§ **Stated task**:
Using the material below, copy every line where "this" appears.

§ **Supplied records**:
________________

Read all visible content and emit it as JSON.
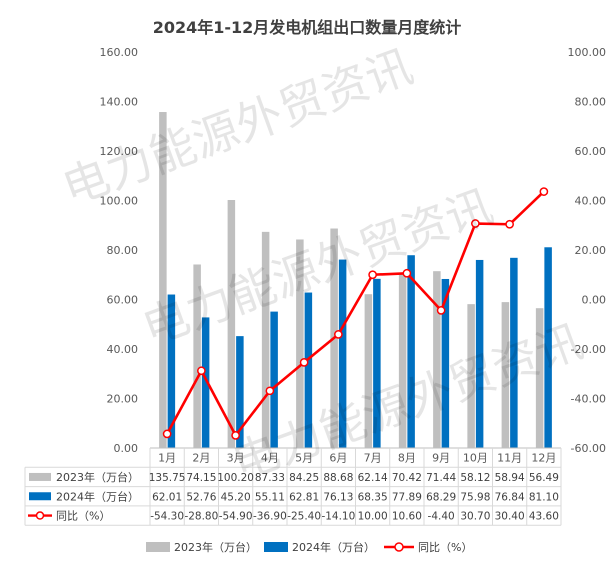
{
  "watermark": "电力能源外贸资讯",
  "chart_data": {
    "type": "bar",
    "title": "2024年1-12月发电机组出口数量月度统计",
    "categories": [
      "1月",
      "2月",
      "3月",
      "4月",
      "5月",
      "6月",
      "7月",
      "8月",
      "9月",
      "10月",
      "11月",
      "12月"
    ],
    "series": [
      {
        "name": "2023年（万台）",
        "kind": "bar",
        "color": "#bfbfbf",
        "values": [
          135.75,
          74.15,
          100.2,
          87.33,
          84.25,
          88.68,
          62.14,
          70.42,
          71.44,
          58.12,
          58.94,
          56.49
        ],
        "labels": [
          "135.75",
          "74.15",
          "100.20",
          "87.33",
          "84.25",
          "88.68",
          "62.14",
          "70.42",
          "71.44",
          "58.12",
          "58.94",
          "56.49"
        ]
      },
      {
        "name": "2024年（万台）",
        "kind": "bar",
        "color": "#0070c0",
        "values": [
          62.01,
          52.76,
          45.2,
          55.11,
          62.81,
          76.13,
          68.35,
          77.89,
          68.29,
          75.98,
          76.84,
          81.1
        ],
        "labels": [
          "62.01",
          "52.76",
          "45.20",
          "55.11",
          "62.81",
          "76.13",
          "68.35",
          "77.89",
          "68.29",
          "75.98",
          "76.84",
          "81.10"
        ]
      },
      {
        "name": "同比（%）",
        "kind": "line",
        "axis": "right",
        "color": "#ff0000",
        "values": [
          -54.3,
          -28.8,
          -54.9,
          -36.9,
          -25.4,
          -14.1,
          10.0,
          10.6,
          -4.4,
          30.7,
          30.4,
          43.6
        ],
        "labels": [
          "-54.30",
          "-28.80",
          "-54.90",
          "-36.90",
          "-25.40",
          "-14.10",
          "10.00",
          "10.60",
          "-4.40",
          "30.70",
          "30.40",
          "43.60"
        ]
      }
    ],
    "ylim": [
      0,
      160
    ],
    "yticks": [
      "0.00",
      "20.00",
      "40.00",
      "60.00",
      "80.00",
      "100.00",
      "120.00",
      "140.00",
      "160.00"
    ],
    "y2lim": [
      -60,
      100
    ],
    "y2ticks": [
      "-60.00",
      "-40.00",
      "-20.00",
      "0.00",
      "20.00",
      "40.00",
      "60.00",
      "80.00",
      "100.00"
    ],
    "legend": [
      "2023年（万台）",
      "2024年（万台）",
      "同比（%）"
    ],
    "legend_position": "bottom",
    "data_table": true,
    "grid": false
  }
}
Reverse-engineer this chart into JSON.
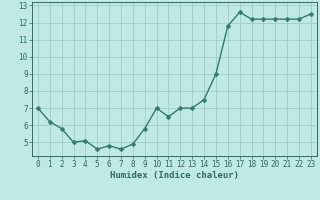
{
  "x": [
    0,
    1,
    2,
    3,
    4,
    5,
    6,
    7,
    8,
    9,
    10,
    11,
    12,
    13,
    14,
    15,
    16,
    17,
    18,
    19,
    20,
    21,
    22,
    23
  ],
  "y": [
    7.0,
    6.2,
    5.8,
    5.0,
    5.1,
    4.6,
    4.8,
    4.6,
    4.9,
    5.8,
    7.0,
    6.5,
    7.0,
    7.0,
    7.5,
    9.0,
    11.8,
    12.6,
    12.2,
    12.2,
    12.2,
    12.2,
    12.2,
    12.5
  ],
  "line_color": "#2e7d6e",
  "marker": "D",
  "marker_size": 2.5,
  "bg_color": "#c0e8e4",
  "grid_color": "#a0ccc8",
  "xlabel": "Humidex (Indice chaleur)",
  "ylim": [
    4.2,
    13.2
  ],
  "xlim": [
    -0.5,
    23.5
  ],
  "yticks": [
    5,
    6,
    7,
    8,
    9,
    10,
    11,
    12,
    13
  ],
  "xticks": [
    0,
    1,
    2,
    3,
    4,
    5,
    6,
    7,
    8,
    9,
    10,
    11,
    12,
    13,
    14,
    15,
    16,
    17,
    18,
    19,
    20,
    21,
    22,
    23
  ],
  "tick_fontsize": 5.5,
  "label_fontsize": 6.5,
  "line_width": 1.0,
  "axis_color": "#2e6b60"
}
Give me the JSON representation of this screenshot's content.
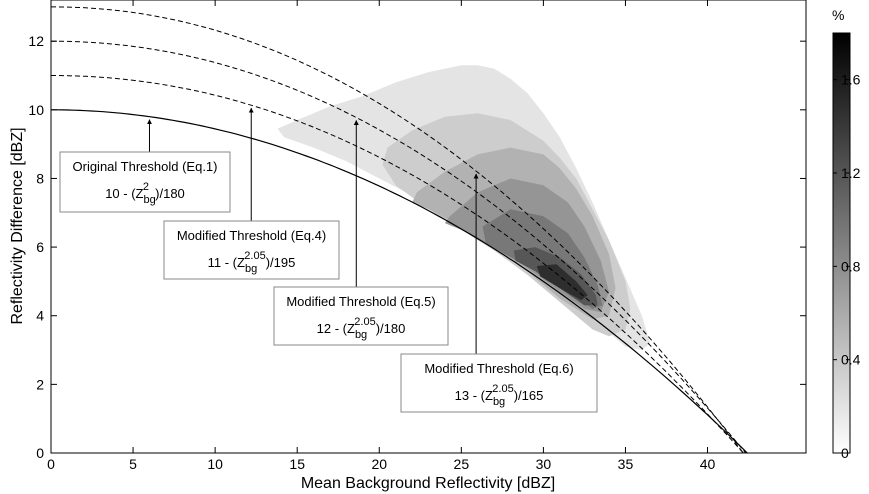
{
  "chart_data": {
    "type": "line",
    "xlabel": "Mean Background Reflectivity [dBZ]",
    "ylabel": "Reflectivity Difference [dBZ]",
    "xlim": [
      0,
      46
    ],
    "ylim": [
      0,
      13.2
    ],
    "xticks": [
      0,
      5,
      10,
      15,
      20,
      25,
      30,
      35,
      40
    ],
    "yticks": [
      0,
      2,
      4,
      6,
      8,
      10,
      12
    ],
    "grid": false,
    "series": [
      {
        "style": "solid",
        "exponent": 2,
        "a": 10,
        "b": 180
      },
      {
        "style": "dashed",
        "exponent": 2.05,
        "a": 11,
        "b": 195
      },
      {
        "style": "dashed",
        "exponent": 2.05,
        "a": 12,
        "b": 180
      },
      {
        "style": "dashed",
        "exponent": 2.05,
        "a": 13,
        "b": 165
      }
    ],
    "annotations": [
      {
        "title": "Original Threshold (Eq.1)",
        "f_pre": "10 - (Z",
        "f_sub": "bg",
        "f_sup": "2",
        "f_post": ")/180",
        "arrow_x": 6
      },
      {
        "title": "Modified Threshold (Eq.4)",
        "f_pre": "11 - (Z",
        "f_sub": "bg",
        "f_sup": "2.05",
        "f_post": ")/195",
        "arrow_x": 12.2
      },
      {
        "title": "Modified Threshold (Eq.5)",
        "f_pre": "12 - (Z",
        "f_sub": "bg",
        "f_sup": "2.05",
        "f_post": ")/180",
        "arrow_x": 18.6
      },
      {
        "title": "Modified Threshold (Eq.6)",
        "f_pre": "13 - (Z",
        "f_sub": "bg",
        "f_sup": "2.05",
        "f_post": ")/165",
        "arrow_x": 25.9
      }
    ],
    "density_contours": [
      {
        "level": 0.1,
        "color": "#e4e4e4",
        "x": [
          13.8,
          15,
          17,
          19,
          21,
          23,
          25,
          26,
          27,
          28,
          29,
          30,
          31,
          32,
          33,
          34,
          35,
          36,
          36.5,
          36,
          35,
          34,
          32,
          30,
          28,
          26,
          24,
          22,
          20,
          18,
          16,
          14.2
        ],
        "y": [
          9.45,
          9.7,
          10.1,
          10.4,
          10.8,
          11.1,
          11.3,
          11.3,
          11.2,
          10.9,
          10.5,
          9.9,
          9.2,
          8.3,
          7.3,
          6.2,
          5.1,
          4.0,
          3.2,
          3.0,
          3.1,
          3.5,
          4.3,
          5.1,
          5.9,
          6.5,
          7.0,
          7.5,
          8.0,
          8.5,
          8.9,
          9.2
        ]
      },
      {
        "level": 0.3,
        "color": "#cdcdcd",
        "x": [
          20.5,
          22,
          24,
          26,
          28,
          30,
          31,
          32,
          33,
          34,
          35,
          35.3,
          35,
          34,
          33,
          31,
          29,
          27,
          25,
          23,
          21,
          20.2
        ],
        "y": [
          8.9,
          9.4,
          9.8,
          9.9,
          9.7,
          9.1,
          8.6,
          8.0,
          7.1,
          6.2,
          5.0,
          4.2,
          3.6,
          3.4,
          3.6,
          4.4,
          5.2,
          5.9,
          6.5,
          7.1,
          7.8,
          8.4
        ]
      },
      {
        "level": 0.5,
        "color": "#b2b2b2",
        "x": [
          22.3,
          24,
          26,
          28,
          30,
          31,
          32,
          33,
          34,
          34.4,
          34,
          33,
          31,
          29,
          27,
          25,
          23,
          22
        ],
        "y": [
          7.6,
          8.2,
          8.7,
          8.9,
          8.7,
          8.3,
          7.7,
          6.9,
          5.8,
          4.8,
          4.0,
          3.9,
          4.5,
          5.3,
          6.0,
          6.6,
          7.1,
          7.3
        ]
      },
      {
        "level": 0.8,
        "color": "#959595",
        "x": [
          24.3,
          26,
          28,
          30,
          31.5,
          32.5,
          33.5,
          34,
          33.5,
          32.5,
          31,
          29,
          27,
          25,
          24
        ],
        "y": [
          6.9,
          7.6,
          8.0,
          7.8,
          7.3,
          6.6,
          5.6,
          4.7,
          4.1,
          4.2,
          4.7,
          5.4,
          6.0,
          6.5,
          6.7
        ]
      },
      {
        "level": 1.1,
        "color": "#787878",
        "x": [
          26.3,
          28,
          30,
          31.5,
          32.5,
          33.3,
          33.6,
          33,
          31.5,
          30,
          28,
          26.5
        ],
        "y": [
          6.6,
          7.1,
          6.9,
          6.4,
          5.7,
          4.9,
          4.3,
          4.2,
          4.7,
          5.2,
          5.7,
          6.1
        ]
      },
      {
        "level": 1.4,
        "color": "#575757",
        "x": [
          28.2,
          29.5,
          31,
          32.3,
          33.2,
          33.3,
          32.5,
          31,
          29.5,
          28.3
        ],
        "y": [
          5.9,
          6.0,
          5.7,
          5.2,
          4.6,
          4.3,
          4.3,
          4.8,
          5.3,
          5.6
        ]
      },
      {
        "level": 1.7,
        "color": "#2e2e2e",
        "x": [
          29.6,
          30.8,
          32,
          32.7,
          32.3,
          31,
          29.8
        ],
        "y": [
          5.45,
          5.5,
          5.0,
          4.6,
          4.45,
          4.8,
          5.15
        ]
      }
    ]
  },
  "colorbar": {
    "unit": "%",
    "ticks": [
      0,
      0.4,
      0.8,
      1.2,
      1.6
    ],
    "tick_labels": [
      "0",
      "0.4",
      "0.8",
      "1.2",
      "1.6"
    ],
    "min": 0,
    "max": 1.8,
    "color_low": "#ffffff",
    "color_high": "#000000"
  }
}
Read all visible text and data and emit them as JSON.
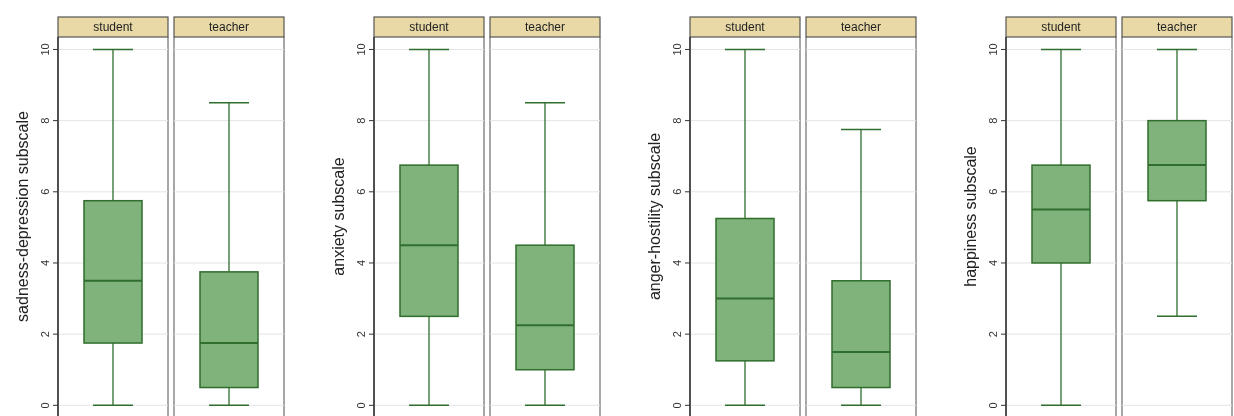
{
  "chart_data": [
    {
      "type": "box",
      "ylabel": "sadness-depression subscale",
      "categories": [
        "student",
        "teacher"
      ],
      "color": "#80b27c",
      "ylim": [
        -0.3,
        10.35
      ],
      "yticks": [
        0,
        2,
        4,
        6,
        8,
        10
      ],
      "grid": "y",
      "boxes": [
        {
          "low": 0,
          "q1": 1.75,
          "median": 3.5,
          "q3": 5.75,
          "high": 10
        },
        {
          "low": 0,
          "q1": 0.5,
          "median": 1.75,
          "q3": 3.75,
          "high": 8.5
        }
      ]
    },
    {
      "type": "box",
      "ylabel": "anxiety subscale",
      "categories": [
        "student",
        "teacher"
      ],
      "color": "#80b27c",
      "ylim": [
        -0.3,
        10.35
      ],
      "yticks": [
        0,
        2,
        4,
        6,
        8,
        10
      ],
      "grid": "y",
      "boxes": [
        {
          "low": 0,
          "q1": 2.5,
          "median": 4.5,
          "q3": 6.75,
          "high": 10
        },
        {
          "low": 0,
          "q1": 1,
          "median": 2.25,
          "q3": 4.5,
          "high": 8.5
        }
      ]
    },
    {
      "type": "box",
      "ylabel": "anger-hostility subscale",
      "categories": [
        "student",
        "teacher"
      ],
      "color": "#80b27c",
      "ylim": [
        -0.3,
        10.35
      ],
      "yticks": [
        0,
        2,
        4,
        6,
        8,
        10
      ],
      "grid": "y",
      "boxes": [
        {
          "low": 0,
          "q1": 1.25,
          "median": 3,
          "q3": 5.25,
          "high": 10
        },
        {
          "low": 0,
          "q1": 0.5,
          "median": 1.5,
          "q3": 3.5,
          "high": 7.75
        }
      ]
    },
    {
      "type": "box",
      "ylabel": "happiness subscale",
      "categories": [
        "student",
        "teacher"
      ],
      "color": "#80b27c",
      "ylim": [
        -0.3,
        10.35
      ],
      "yticks": [
        0,
        2,
        4,
        6,
        8,
        10
      ],
      "grid": "y",
      "boxes": [
        {
          "low": 0,
          "q1": 4,
          "median": 5.5,
          "q3": 6.75,
          "high": 10
        },
        {
          "low": 2.5,
          "q1": 5.75,
          "median": 6.75,
          "q3": 8,
          "high": 10
        }
      ]
    }
  ]
}
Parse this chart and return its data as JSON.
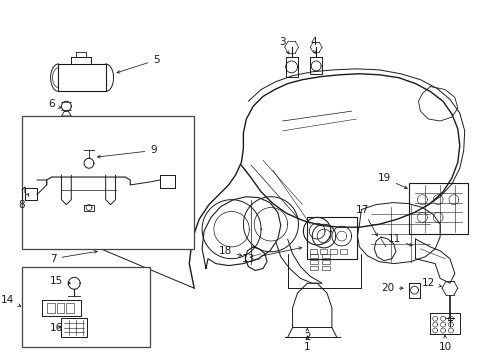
{
  "bg_color": "#ffffff",
  "line_color": "#1a1a1a",
  "fig_width": 4.89,
  "fig_height": 3.6,
  "dpi": 100
}
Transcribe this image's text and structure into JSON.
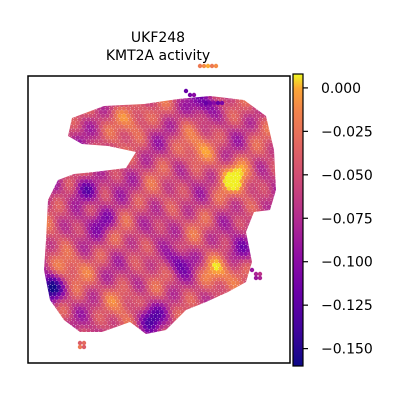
{
  "chart_data": {
    "type": "heatmap",
    "subtype": "spatial spot map",
    "title_lines": [
      "UKF248",
      "KMT2A activity"
    ],
    "colormap": "plasma",
    "colorbar": {
      "range": [
        -0.16,
        0.008
      ],
      "ticks": [
        0.0,
        -0.025,
        -0.05,
        -0.075,
        -0.1,
        -0.125,
        -0.15
      ],
      "tick_labels": [
        "0.000",
        "−0.025",
        "−0.050",
        "−0.075",
        "−0.100",
        "−0.125",
        "−0.150"
      ]
    },
    "axes_visible": false,
    "grid": false,
    "value_summary": {
      "min": -0.158,
      "max": 0.006,
      "typical_range": [
        -0.09,
        -0.01
      ]
    }
  }
}
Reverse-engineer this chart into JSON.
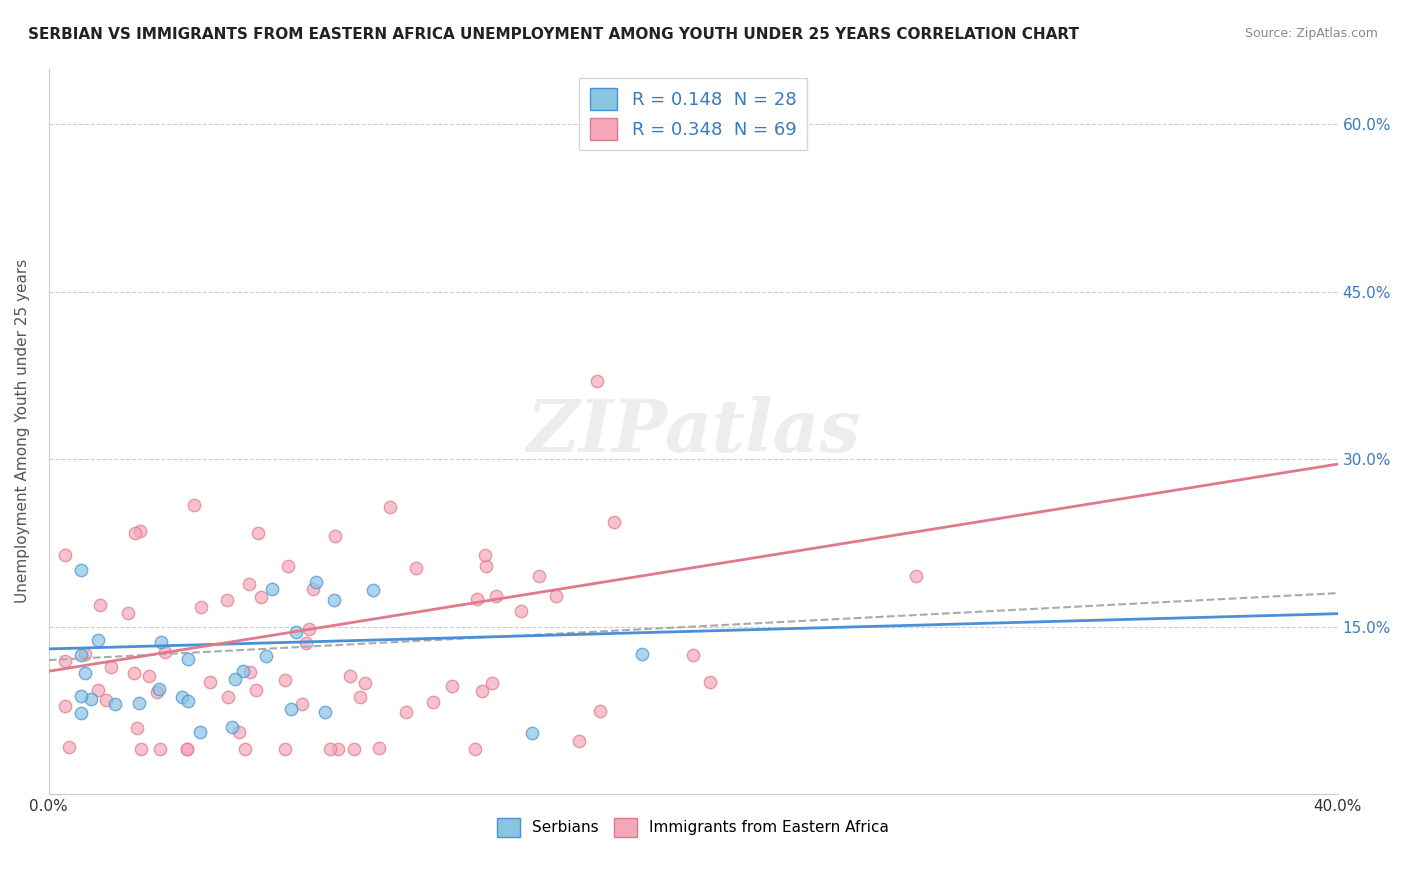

________________

§ **Task solution**:
Reverse-engineer this chart into JSON.
Give me the JSON representation of this screenshot's content.
Parse this chart and return its data as JSON.
Transcribe this image's text and structure into JSON.
Reverse-engineer this chart into JSON.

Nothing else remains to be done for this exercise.